■ **Problem requirements**
Below are entries; tally how many lines hold the string "Solar" and answer with only that figure.

■ **Source material**
------------------------------------------------------------
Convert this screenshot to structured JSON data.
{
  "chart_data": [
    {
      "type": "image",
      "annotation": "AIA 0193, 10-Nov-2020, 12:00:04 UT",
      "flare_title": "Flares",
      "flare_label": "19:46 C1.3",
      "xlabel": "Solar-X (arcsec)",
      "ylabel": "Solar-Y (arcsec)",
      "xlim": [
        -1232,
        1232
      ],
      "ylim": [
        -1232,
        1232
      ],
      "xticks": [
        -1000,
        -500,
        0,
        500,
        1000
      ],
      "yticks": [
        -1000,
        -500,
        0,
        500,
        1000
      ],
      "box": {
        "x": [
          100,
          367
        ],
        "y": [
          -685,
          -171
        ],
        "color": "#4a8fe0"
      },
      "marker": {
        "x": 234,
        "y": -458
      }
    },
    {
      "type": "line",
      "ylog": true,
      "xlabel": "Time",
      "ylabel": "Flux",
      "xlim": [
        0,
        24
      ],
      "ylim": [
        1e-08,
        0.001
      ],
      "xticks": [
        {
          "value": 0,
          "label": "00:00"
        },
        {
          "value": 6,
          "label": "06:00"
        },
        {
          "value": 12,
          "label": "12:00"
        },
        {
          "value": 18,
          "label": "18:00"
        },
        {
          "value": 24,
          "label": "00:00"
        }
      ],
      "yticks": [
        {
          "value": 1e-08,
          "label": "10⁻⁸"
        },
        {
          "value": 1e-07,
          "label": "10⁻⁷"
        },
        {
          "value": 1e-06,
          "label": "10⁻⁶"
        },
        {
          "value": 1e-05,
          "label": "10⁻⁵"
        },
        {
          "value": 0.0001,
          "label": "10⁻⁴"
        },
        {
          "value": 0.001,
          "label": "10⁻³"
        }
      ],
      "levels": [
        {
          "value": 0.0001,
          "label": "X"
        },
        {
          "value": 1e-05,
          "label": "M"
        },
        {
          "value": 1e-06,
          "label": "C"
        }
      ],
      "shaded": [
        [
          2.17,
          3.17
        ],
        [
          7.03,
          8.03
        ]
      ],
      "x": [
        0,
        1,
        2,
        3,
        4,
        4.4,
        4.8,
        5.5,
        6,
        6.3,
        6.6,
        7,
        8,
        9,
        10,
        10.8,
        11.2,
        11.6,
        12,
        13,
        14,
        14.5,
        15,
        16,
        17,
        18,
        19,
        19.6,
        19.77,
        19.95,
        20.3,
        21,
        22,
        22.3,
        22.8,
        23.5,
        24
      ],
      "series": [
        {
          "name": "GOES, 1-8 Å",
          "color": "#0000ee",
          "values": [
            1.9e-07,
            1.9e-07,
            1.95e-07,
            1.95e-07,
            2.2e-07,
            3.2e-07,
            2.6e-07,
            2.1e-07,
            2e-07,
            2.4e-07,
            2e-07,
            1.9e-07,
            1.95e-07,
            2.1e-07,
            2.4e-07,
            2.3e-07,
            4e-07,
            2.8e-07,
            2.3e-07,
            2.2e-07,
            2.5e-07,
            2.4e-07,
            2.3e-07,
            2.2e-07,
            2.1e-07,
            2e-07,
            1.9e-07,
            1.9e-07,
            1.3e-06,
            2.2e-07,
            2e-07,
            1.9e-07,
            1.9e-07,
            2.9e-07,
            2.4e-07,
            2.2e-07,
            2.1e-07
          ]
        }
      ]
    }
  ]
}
------------------------------------------------------------
■ **Answer to the exercise**
2